§ **Problem requirements**
Leaving out the pictures, retype all the material exactly.
** start **
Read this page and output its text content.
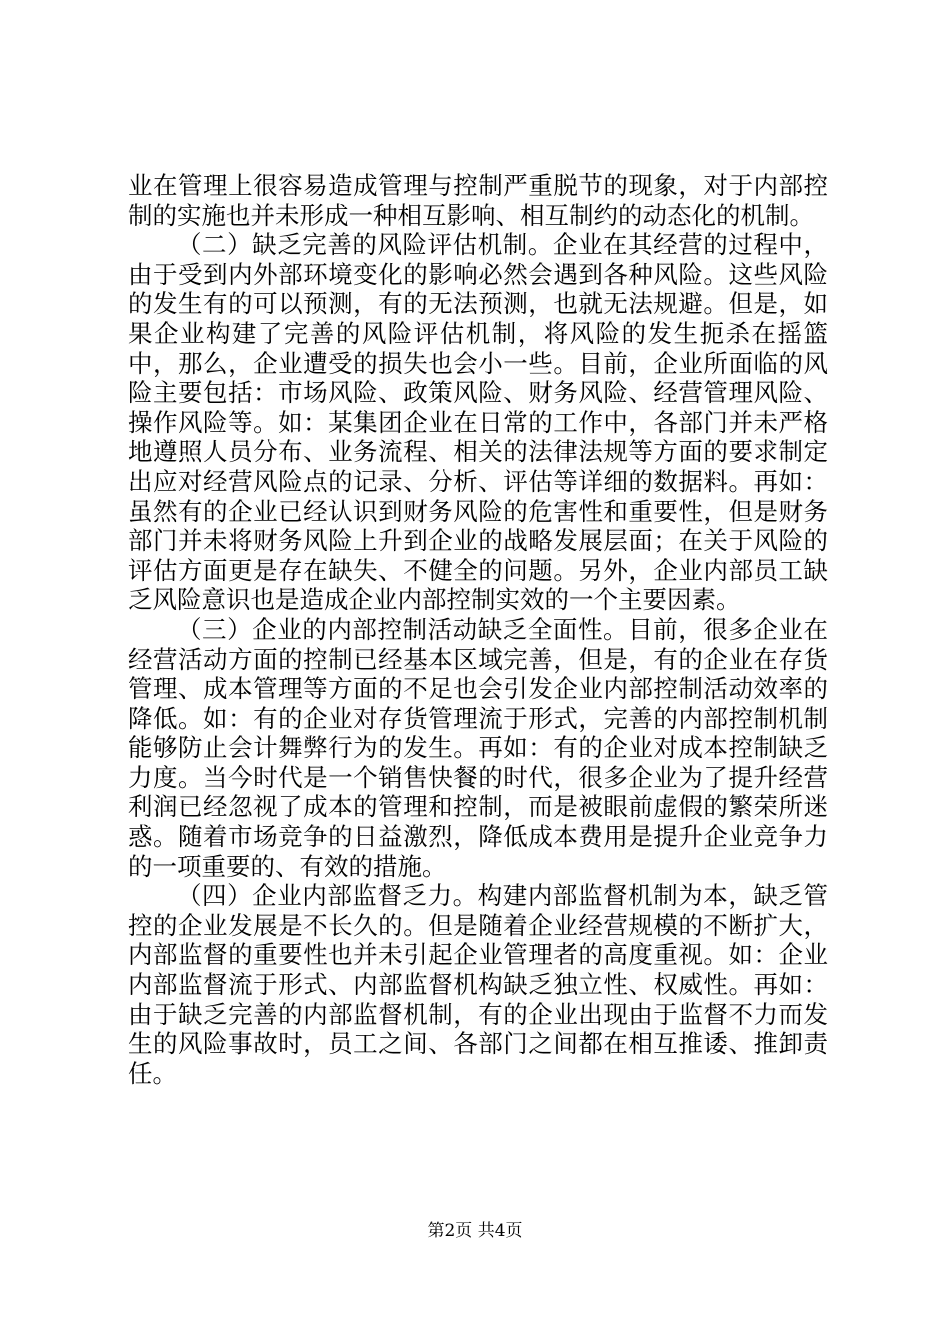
业在管理上很容易造成管理与控制严重脱节的现象，对于内部控制的实施也并未形成一种相互影响、相互制约的动态化的机制。

（二）缺乏完善的风险评估机制。企业在其经营的过程中，由于受到内外部环境变化的影响必然会遇到各种风险。这些风险的发生有的可以预测，有的无法预测，也就无法规避。但是，如果企业构建了完善的风险评估机制，将风险的发生扼杀在摇篮中，那么，企业遭受的损失也会小一些。目前，企业所面临的风险主要包括：市场风险、政策风险、财务风险、经营管理风险、操作风险等。如：某集团企业在日常的工作中，各部门并未严格地遵照人员分布、业务流程、相关的法律法规等方面的要求制定出应对经营风险点的记录、分析、评估等详细的数据料。再如：虽然有的企业已经认识到财务风险的危害性和重要性，但是财务部门并未将财务风险上升到企业的战略发展层面；在关于风险的评估方面更是存在缺失、不健全的问题。另外，企业内部员工缺乏风险意识也是造成企业内部控制实效的一个主要因素。

（三）企业的内部控制活动缺乏全面性。目前，很多企业在经营活动方面的控制已经基本区域完善，但是，有的企业在存货管理、成本管理等方面的不足也会引发企业内部控制活动效率的降低。如：有的企业对存货管理流于形式，完善的内部控制机制能够防止会计舞弊行为的发生。再如：有的企业对成本控制缺乏力度。当今时代是一个销售快餐的时代，很多企业为了提升经营利润已经忽视了成本的管理和控制，而是被眼前虚假的繁荣所迷惑。随着市场竞争的日益激烈，降低成本费用是提升企业竞争力的一项重要的、有效的措施。

（四）企业内部监督乏力。构建内部监督机制为本，缺乏管控的企业发展是不长久的。但是随着企业经营规模的不断扩大，内部监督的重要性也并未引起企业管理者的高度重视。如：企业内部监督流于形式、内部监督机构缺乏独立性、权威性。再如：由于缺乏完善的内部监督机制，有的企业出现由于监督不力而发生的风险事故时，员工之间、各部门之间都在相互推诿、推卸责任。

第2页 共4页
** end **
§ **Solution to the problem**
Read this page and output its text content.
业在管理上很容易造成管理与控制严重脱节的现象，对于内部控制的实施也并未形成一种相互影响、相互制约的动态化的机制。

（二）缺乏完善的风险评估机制。企业在其经营的过程中，由于受到内外部环境变化的影响必然会遇到各种风险。这些风险的发生有的可以预测，有的无法预测，也就无法规避。但是，如果企业构建了完善的风险评估机制，将风险的发生扼杀在摇篮中，那么，企业遭受的损失也会小一些。目前，企业所面临的风险主要包括：市场风险、政策风险、财务风险、经营管理风险、操作风险等。如：某集团企业在日常的工作中，各部门并未严格地遵照人员分布、业务流程、相关的法律法规等方面的要求制定出应对经营风险点的记录、分析、评估等详细的数据料。再如：虽然有的企业已经认识到财务风险的危害性和重要性，但是财务部门并未将财务风险上升到企业的战略发展层面；在关于风险的评估方面更是存在缺失、不健全的问题。另外，企业内部员工缺乏风险意识也是造成企业内部控制实效的一个主要因素。

（三）企业的内部控制活动缺乏全面性。目前，很多企业在经营活动方面的控制已经基本区域完善，但是，有的企业在存货管理、成本管理等方面的不足也会引发企业内部控制活动效率的降低。如：有的企业对存货管理流于形式，完善的内部控制机制能够防止会计舞弊行为的发生。再如：有的企业对成本控制缺乏力度。当今时代是一个销售快餐的时代，很多企业为了提升经营利润已经忽视了成本的管理和控制，而是被眼前虚假的繁荣所迷惑。随着市场竞争的日益激烈，降低成本费用是提升企业竞争力的一项重要的、有效的措施。

（四）企业内部监督乏力。构建内部监督机制为本，缺乏管控的企业发展是不长久的。但是随着企业经营规模的不断扩大，内部监督的重要性也并未引起企业管理者的高度重视。如：企业内部监督流于形式、内部监督机构缺乏独立性、权威性。再如：由于缺乏完善的内部监督机制，有的企业出现由于监督不力而发生的风险事故时，员工之间、各部门之间都在相互推诿、推卸责任。

第2页 共4页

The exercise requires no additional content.